**INSTRUCTIONS TO FOLLOW**
Reproduce the lines of the material exactly, excluding every image.

**DATA LISTING**
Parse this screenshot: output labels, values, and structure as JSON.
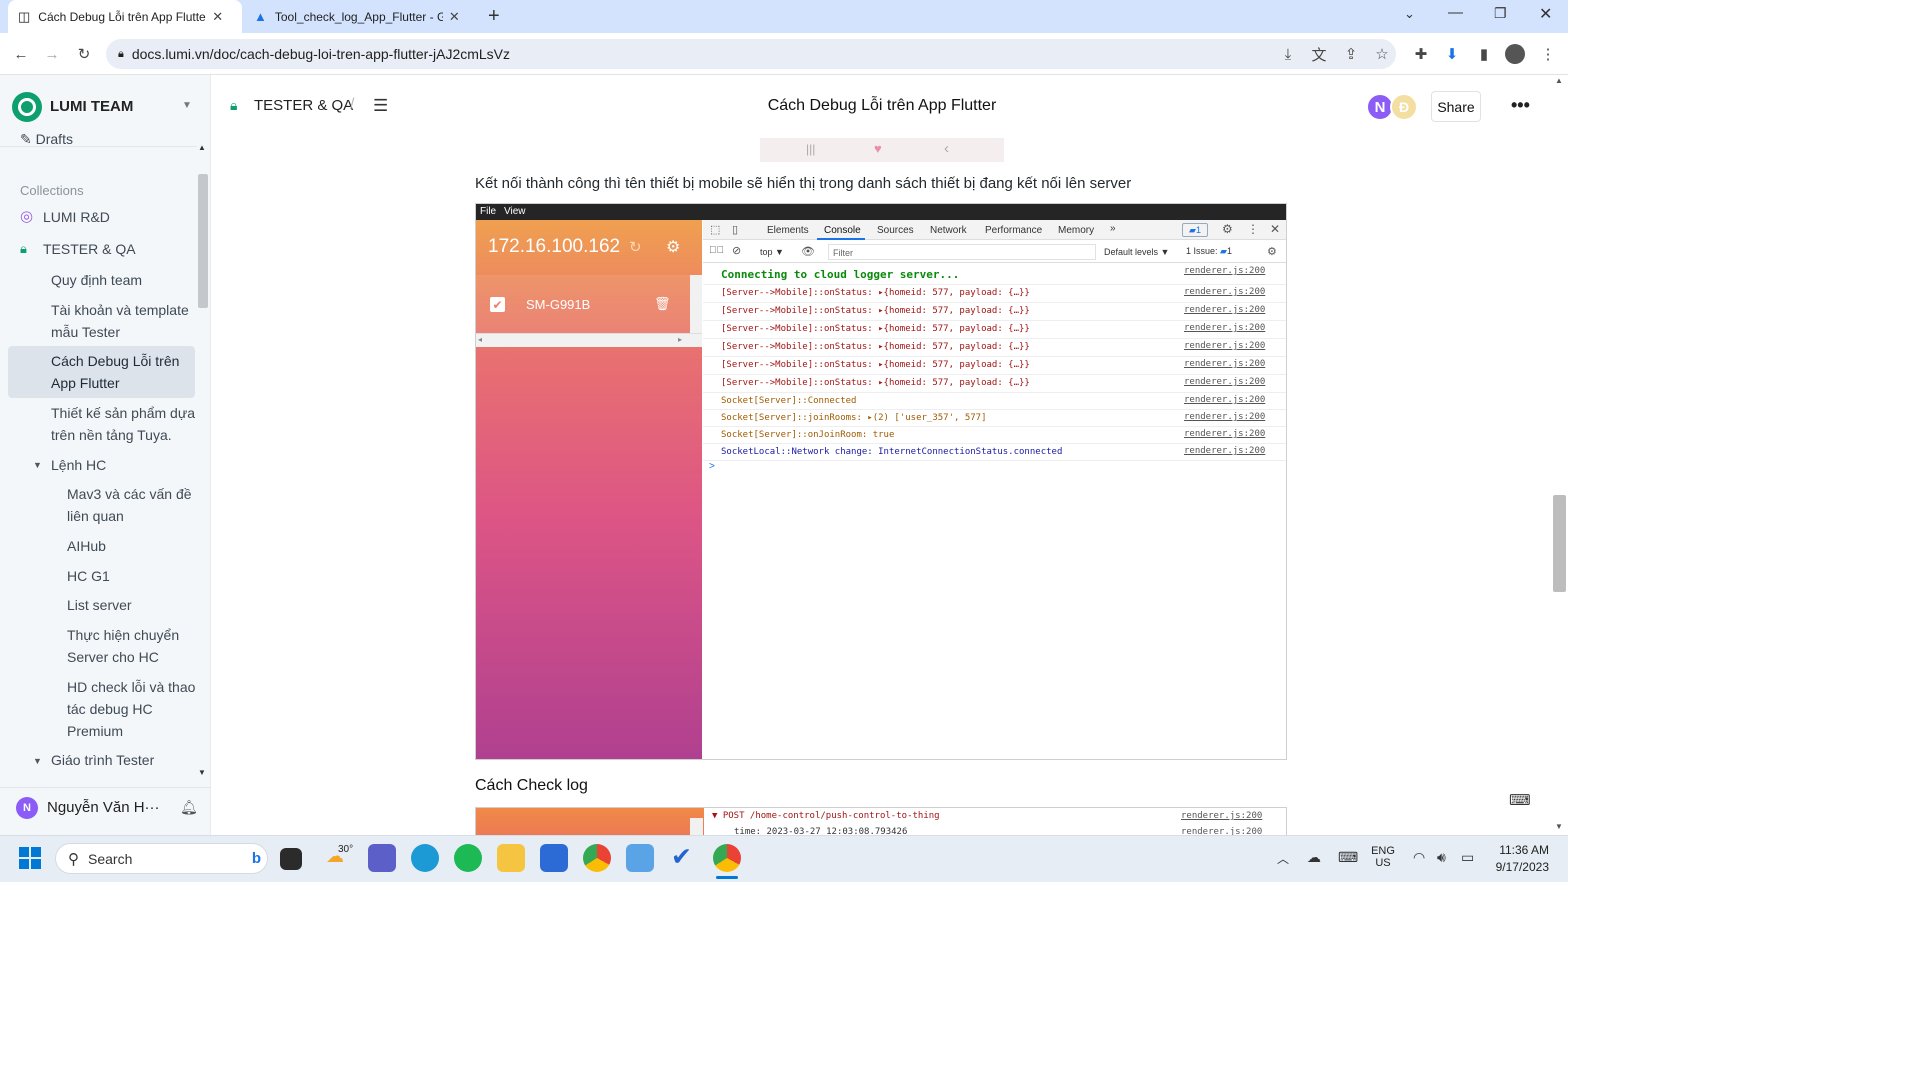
{
  "browser": {
    "tabs": [
      {
        "title": "Cách Debug Lỗi trên App Flutter",
        "active": true
      },
      {
        "title": "Tool_check_log_App_Flutter - Go",
        "active": false
      }
    ],
    "url": "docs.lumi.vn/doc/cach-debug-loi-tren-app-flutter-jAJ2cmLsVz"
  },
  "sidebar": {
    "team": "LUMI TEAM",
    "drafts": "Drafts",
    "collections_label": "Collections",
    "collections": [
      {
        "label": "LUMI R&D",
        "icon": "target-icon"
      },
      {
        "label": "TESTER & QA",
        "icon": "lock-icon"
      }
    ],
    "items": [
      "Quy định team",
      "Tài khoản và template mẫu Tester",
      "Cách Debug Lỗi trên App Flutter",
      "Thiết kế sản phẩm dựa trên nền tảng Tuya.",
      "Lệnh HC",
      "Mav3 và các vấn đề liên quan",
      "AIHub",
      "HC G1",
      "List server",
      "Thực hiện chuyển Server cho HC",
      "HD check lỗi và thao tác debug HC Premium",
      "Giáo trình Tester"
    ],
    "user": "Nguyễn Văn H···",
    "user_initial": "N"
  },
  "header": {
    "breadcrumb": "TESTER & QA",
    "breadcrumb_sep": "/",
    "title": "Cách Debug Lỗi trên App Flutter",
    "avatars": [
      "N",
      "Đ"
    ],
    "share": "Share"
  },
  "content": {
    "paragraph": "Kết nối thành công thì tên thiết bị mobile sẽ hiển thị trong danh sách thiết bị đang kết nối lên server",
    "heading2": "Cách Check log"
  },
  "app_window": {
    "menu": [
      "File",
      "View"
    ],
    "ip": "172.16.100.162",
    "device": "SM-G991B",
    "devtools_tabs": [
      "Elements",
      "Console",
      "Sources",
      "Network",
      "Performance",
      "Memory",
      "»"
    ],
    "badge_count": "1",
    "context": "top ▼",
    "filter_placeholder": "Filter",
    "levels": "Default levels ▼",
    "issues": "1 Issue:",
    "issues_count": "1",
    "prompt": ">",
    "logs": [
      {
        "text": "Connecting to cloud logger server...",
        "src": "renderer.js:200"
      },
      {
        "text": "[Server-->Mobile]::onStatus: ▸{homeid: 577, payload: {…}}",
        "src": "renderer.js:200"
      },
      {
        "text": "[Server-->Mobile]::onStatus: ▸{homeid: 577, payload: {…}}",
        "src": "renderer.js:200"
      },
      {
        "text": "[Server-->Mobile]::onStatus: ▸{homeid: 577, payload: {…}}",
        "src": "renderer.js:200"
      },
      {
        "text": "[Server-->Mobile]::onStatus: ▸{homeid: 577, payload: {…}}",
        "src": "renderer.js:200"
      },
      {
        "text": "[Server-->Mobile]::onStatus: ▸{homeid: 577, payload: {…}}",
        "src": "renderer.js:200"
      },
      {
        "text": "[Server-->Mobile]::onStatus: ▸{homeid: 577, payload: {…}}",
        "src": "renderer.js:200"
      },
      {
        "text": "Socket[Server]::Connected",
        "src": "renderer.js:200"
      },
      {
        "text": "Socket[Server]::joinRooms: ▸(2) ['user_357', 577]",
        "src": "renderer.js:200"
      },
      {
        "text": "Socket[Server]::onJoinRoom: true",
        "src": "renderer.js:200"
      },
      {
        "text": "SocketLocal::Network change: InternetConnectionStatus.connected",
        "src": "renderer.js:200"
      }
    ]
  },
  "second_window": {
    "log1": "▼ POST /home-control/push-control-to-thing",
    "log1_src": "renderer.js:200",
    "log2": "time: 2023-03-27 12:03:08.793426",
    "log2_src": "renderer.js:200"
  },
  "taskbar": {
    "search": "Search",
    "weather": "30°",
    "lang": "ENG",
    "region": "US",
    "time": "11:36 AM",
    "date": "9/17/2023"
  }
}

**OUTPUT BELOW**
Parse this screenshot: output labels, values, and structure as JSON.
{
  "browser": {
    "tabs": [
      {
        "title": "Cách Debug Lỗi trên App Flutter",
        "active": true
      },
      {
        "title": "Tool_check_log_App_Flutter - Go",
        "active": false
      }
    ],
    "url": "docs.lumi.vn/doc/cach-debug-loi-tren-app-flutter-jAJ2cmLsVz"
  },
  "sidebar": {
    "team": "LUMI TEAM",
    "drafts": "Drafts",
    "collections_label": "Collections",
    "collections": [
      {
        "label": "LUMI R&D",
        "icon": "target-icon"
      },
      {
        "label": "TESTER & QA",
        "icon": "lock-icon"
      }
    ],
    "items": [
      "Quy định team",
      "Tài khoản và template mẫu Tester",
      "Cách Debug Lỗi trên App Flutter",
      "Thiết kế sản phẩm dựa trên nền tảng Tuya.",
      "Lệnh HC",
      "Mav3 và các vấn đề liên quan",
      "AIHub",
      "HC G1",
      "List server",
      "Thực hiện chuyển Server cho HC",
      "HD check lỗi và thao tác debug HC Premium",
      "Giáo trình Tester"
    ],
    "user": "Nguyễn Văn H···",
    "user_initial": "N"
  },
  "header": {
    "breadcrumb": "TESTER & QA",
    "breadcrumb_sep": "/",
    "title": "Cách Debug Lỗi trên App Flutter",
    "avatars": [
      "N",
      "Đ"
    ],
    "share": "Share"
  },
  "content": {
    "paragraph": "Kết nối thành công thì tên thiết bị mobile sẽ hiển thị trong danh sách thiết bị đang kết nối lên server",
    "heading2": "Cách Check log"
  },
  "app_window": {
    "menu": [
      "File",
      "View"
    ],
    "ip": "172.16.100.162",
    "device": "SM-G991B",
    "devtools_tabs": [
      "Elements",
      "Console",
      "Sources",
      "Network",
      "Performance",
      "Memory",
      "»"
    ],
    "badge_count": "1",
    "context": "top ▼",
    "filter_placeholder": "Filter",
    "levels": "Default levels ▼",
    "issues": "1 Issue:",
    "issues_count": "1",
    "prompt": ">",
    "logs": [
      {
        "text": "Connecting to cloud logger server...",
        "src": "renderer.js:200"
      },
      {
        "text": "[Server-->Mobile]::onStatus: ▸{homeid: 577, payload: {…}}",
        "src": "renderer.js:200"
      },
      {
        "text": "[Server-->Mobile]::onStatus: ▸{homeid: 577, payload: {…}}",
        "src": "renderer.js:200"
      },
      {
        "text": "[Server-->Mobile]::onStatus: ▸{homeid: 577, payload: {…}}",
        "src": "renderer.js:200"
      },
      {
        "text": "[Server-->Mobile]::onStatus: ▸{homeid: 577, payload: {…}}",
        "src": "renderer.js:200"
      },
      {
        "text": "[Server-->Mobile]::onStatus: ▸{homeid: 577, payload: {…}}",
        "src": "renderer.js:200"
      },
      {
        "text": "[Server-->Mobile]::onStatus: ▸{homeid: 577, payload: {…}}",
        "src": "renderer.js:200"
      },
      {
        "text": "Socket[Server]::Connected",
        "src": "renderer.js:200"
      },
      {
        "text": "Socket[Server]::joinRooms: ▸(2) ['user_357', 577]",
        "src": "renderer.js:200"
      },
      {
        "text": "Socket[Server]::onJoinRoom: true",
        "src": "renderer.js:200"
      },
      {
        "text": "SocketLocal::Network change: InternetConnectionStatus.connected",
        "src": "renderer.js:200"
      }
    ]
  },
  "second_window": {
    "log1": "▼ POST /home-control/push-control-to-thing",
    "log1_src": "renderer.js:200",
    "log2": "time: 2023-03-27 12:03:08.793426",
    "log2_src": "renderer.js:200"
  },
  "taskbar": {
    "search": "Search",
    "weather": "30°",
    "lang": "ENG",
    "region": "US",
    "time": "11:36 AM",
    "date": "9/17/2023"
  }
}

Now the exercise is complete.